== Material to process ==
################

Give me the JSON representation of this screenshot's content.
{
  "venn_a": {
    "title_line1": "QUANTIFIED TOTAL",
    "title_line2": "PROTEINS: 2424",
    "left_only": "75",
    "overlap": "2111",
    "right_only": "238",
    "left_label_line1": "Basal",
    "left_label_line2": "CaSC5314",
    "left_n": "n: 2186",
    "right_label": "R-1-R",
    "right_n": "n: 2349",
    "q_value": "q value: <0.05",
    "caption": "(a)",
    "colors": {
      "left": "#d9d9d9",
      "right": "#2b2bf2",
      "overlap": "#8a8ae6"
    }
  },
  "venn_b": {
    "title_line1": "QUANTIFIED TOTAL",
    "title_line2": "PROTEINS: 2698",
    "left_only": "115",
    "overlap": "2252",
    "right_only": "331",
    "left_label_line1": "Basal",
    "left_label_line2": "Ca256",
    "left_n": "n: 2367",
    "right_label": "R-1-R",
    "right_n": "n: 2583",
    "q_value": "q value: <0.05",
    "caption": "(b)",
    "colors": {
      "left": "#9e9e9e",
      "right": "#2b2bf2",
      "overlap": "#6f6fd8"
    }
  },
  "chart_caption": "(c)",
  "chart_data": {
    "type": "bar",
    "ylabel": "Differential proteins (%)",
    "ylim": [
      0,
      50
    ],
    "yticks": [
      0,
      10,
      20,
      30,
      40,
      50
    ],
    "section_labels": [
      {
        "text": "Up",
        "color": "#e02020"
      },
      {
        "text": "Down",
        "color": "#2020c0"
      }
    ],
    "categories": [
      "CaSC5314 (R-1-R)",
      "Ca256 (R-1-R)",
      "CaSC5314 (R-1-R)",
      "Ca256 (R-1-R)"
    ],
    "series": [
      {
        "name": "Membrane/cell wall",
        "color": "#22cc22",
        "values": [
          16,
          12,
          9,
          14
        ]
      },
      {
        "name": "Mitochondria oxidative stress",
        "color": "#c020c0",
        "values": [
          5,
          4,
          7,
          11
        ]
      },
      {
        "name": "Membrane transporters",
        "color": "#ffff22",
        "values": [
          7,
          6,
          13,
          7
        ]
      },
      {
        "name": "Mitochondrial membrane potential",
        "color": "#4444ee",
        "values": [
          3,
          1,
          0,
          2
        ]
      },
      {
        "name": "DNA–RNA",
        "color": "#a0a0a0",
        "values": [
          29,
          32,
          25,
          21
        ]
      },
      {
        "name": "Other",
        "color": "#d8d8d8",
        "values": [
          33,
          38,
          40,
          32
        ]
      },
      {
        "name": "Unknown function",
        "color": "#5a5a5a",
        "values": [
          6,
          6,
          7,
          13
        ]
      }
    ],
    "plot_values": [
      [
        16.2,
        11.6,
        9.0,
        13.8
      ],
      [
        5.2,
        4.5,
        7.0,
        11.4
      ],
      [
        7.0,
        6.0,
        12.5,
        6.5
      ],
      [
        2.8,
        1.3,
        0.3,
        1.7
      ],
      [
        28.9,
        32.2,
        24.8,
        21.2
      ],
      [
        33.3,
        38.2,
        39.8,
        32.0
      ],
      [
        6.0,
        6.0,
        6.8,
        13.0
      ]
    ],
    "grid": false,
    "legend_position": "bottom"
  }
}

################

== Activity ==
Would you copy each line of the data exactly as it appears above?

== Exercise answer ==
Give me the JSON representation of this screenshot's content.
{
  "venn_a": {
    "title_line1": "QUANTIFIED TOTAL",
    "title_line2": "PROTEINS: 2424",
    "left_only": "75",
    "overlap": "2111",
    "right_only": "238",
    "left_label_line1": "Basal",
    "left_label_line2": "CaSC5314",
    "left_n": "n: 2186",
    "right_label": "R-1-R",
    "right_n": "n: 2349",
    "q_value": "q value: <0.05",
    "caption": "(a)",
    "colors": {
      "left": "#d9d9d9",
      "right": "#2b2bf2",
      "overlap": "#8a8ae6"
    }
  },
  "venn_b": {
    "title_line1": "QUANTIFIED TOTAL",
    "title_line2": "PROTEINS: 2698",
    "left_only": "115",
    "overlap": "2252",
    "right_only": "331",
    "left_label_line1": "Basal",
    "left_label_line2": "Ca256",
    "left_n": "n: 2367",
    "right_label": "R-1-R",
    "right_n": "n: 2583",
    "q_value": "q value: <0.05",
    "caption": "(b)",
    "colors": {
      "left": "#9e9e9e",
      "right": "#2b2bf2",
      "overlap": "#6f6fd8"
    }
  },
  "chart_caption": "(c)",
  "chart_data": {
    "type": "bar",
    "ylabel": "Differential proteins (%)",
    "ylim": [
      0,
      50
    ],
    "yticks": [
      0,
      10,
      20,
      30,
      40,
      50
    ],
    "section_labels": [
      {
        "text": "Up",
        "color": "#e02020"
      },
      {
        "text": "Down",
        "color": "#2020c0"
      }
    ],
    "categories": [
      "CaSC5314 (R-1-R)",
      "Ca256 (R-1-R)",
      "CaSC5314 (R-1-R)",
      "Ca256 (R-1-R)"
    ],
    "series": [
      {
        "name": "Membrane/cell wall",
        "color": "#22cc22",
        "values": [
          16,
          12,
          9,
          14
        ]
      },
      {
        "name": "Mitochondria oxidative stress",
        "color": "#c020c0",
        "values": [
          5,
          4,
          7,
          11
        ]
      },
      {
        "name": "Membrane transporters",
        "color": "#ffff22",
        "values": [
          7,
          6,
          13,
          7
        ]
      },
      {
        "name": "Mitochondrial membrane potential",
        "color": "#4444ee",
        "values": [
          3,
          1,
          0,
          2
        ]
      },
      {
        "name": "DNA–RNA",
        "color": "#a0a0a0",
        "values": [
          29,
          32,
          25,
          21
        ]
      },
      {
        "name": "Other",
        "color": "#d8d8d8",
        "values": [
          33,
          38,
          40,
          32
        ]
      },
      {
        "name": "Unknown function",
        "color": "#5a5a5a",
        "values": [
          6,
          6,
          7,
          13
        ]
      }
    ],
    "plot_values": [
      [
        16.2,
        11.6,
        9.0,
        13.8
      ],
      [
        5.2,
        4.5,
        7.0,
        11.4
      ],
      [
        7.0,
        6.0,
        12.5,
        6.5
      ],
      [
        2.8,
        1.3,
        0.3,
        1.7
      ],
      [
        28.9,
        32.2,
        24.8,
        21.2
      ],
      [
        33.3,
        38.2,
        39.8,
        32.0
      ],
      [
        6.0,
        6.0,
        6.8,
        13.0
      ]
    ],
    "grid": false,
    "legend_position": "bottom"
  }
}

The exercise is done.